───── Task inputs ─────

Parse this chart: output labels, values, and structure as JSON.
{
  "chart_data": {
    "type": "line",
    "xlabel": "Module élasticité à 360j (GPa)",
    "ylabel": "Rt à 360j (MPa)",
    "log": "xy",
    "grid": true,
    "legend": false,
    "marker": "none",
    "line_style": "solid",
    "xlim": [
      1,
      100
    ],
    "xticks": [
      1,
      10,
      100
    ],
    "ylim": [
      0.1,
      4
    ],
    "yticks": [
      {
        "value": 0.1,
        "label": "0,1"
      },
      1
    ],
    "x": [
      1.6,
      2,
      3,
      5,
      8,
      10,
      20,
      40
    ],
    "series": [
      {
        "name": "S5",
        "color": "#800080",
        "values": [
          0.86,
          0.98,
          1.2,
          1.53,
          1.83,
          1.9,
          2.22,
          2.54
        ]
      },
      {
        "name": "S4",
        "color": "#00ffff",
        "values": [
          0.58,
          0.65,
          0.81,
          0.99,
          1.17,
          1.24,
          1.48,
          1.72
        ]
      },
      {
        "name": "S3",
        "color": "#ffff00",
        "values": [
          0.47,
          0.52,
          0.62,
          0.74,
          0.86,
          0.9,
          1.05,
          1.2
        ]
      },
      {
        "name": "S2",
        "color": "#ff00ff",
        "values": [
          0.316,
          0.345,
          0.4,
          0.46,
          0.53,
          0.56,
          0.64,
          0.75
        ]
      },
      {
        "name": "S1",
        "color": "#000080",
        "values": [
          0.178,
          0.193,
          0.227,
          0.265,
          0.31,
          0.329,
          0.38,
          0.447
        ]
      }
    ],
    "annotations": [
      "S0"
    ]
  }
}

─────

What you have to do: Each line of the material above must be retyped precisely.

Completed task:
Parse this chart: output labels, values, and structure as JSON.
{
  "chart_data": {
    "type": "line",
    "xlabel": "Module élasticité à 360j (GPa)",
    "ylabel": "Rt à 360j (MPa)",
    "log": "xy",
    "grid": true,
    "legend": false,
    "marker": "none",
    "line_style": "solid",
    "xlim": [
      1,
      100
    ],
    "xticks": [
      1,
      10,
      100
    ],
    "ylim": [
      0.1,
      4
    ],
    "yticks": [
      {
        "value": 0.1,
        "label": "0,1"
      },
      1
    ],
    "x": [
      1.6,
      2,
      3,
      5,
      8,
      10,
      20,
      40
    ],
    "series": [
      {
        "name": "S5",
        "color": "#800080",
        "values": [
          0.86,
          0.98,
          1.2,
          1.53,
          1.83,
          1.9,
          2.22,
          2.54
        ]
      },
      {
        "name": "S4",
        "color": "#00ffff",
        "values": [
          0.58,
          0.65,
          0.81,
          0.99,
          1.17,
          1.24,
          1.48,
          1.72
        ]
      },
      {
        "name": "S3",
        "color": "#ffff00",
        "values": [
          0.47,
          0.52,
          0.62,
          0.74,
          0.86,
          0.9,
          1.05,
          1.2
        ]
      },
      {
        "name": "S2",
        "color": "#ff00ff",
        "values": [
          0.316,
          0.345,
          0.4,
          0.46,
          0.53,
          0.56,
          0.64,
          0.75
        ]
      },
      {
        "name": "S1",
        "color": "#000080",
        "values": [
          0.178,
          0.193,
          0.227,
          0.265,
          0.31,
          0.329,
          0.38,
          0.447
        ]
      }
    ],
    "annotations": [
      "S0"
    ]
  }
}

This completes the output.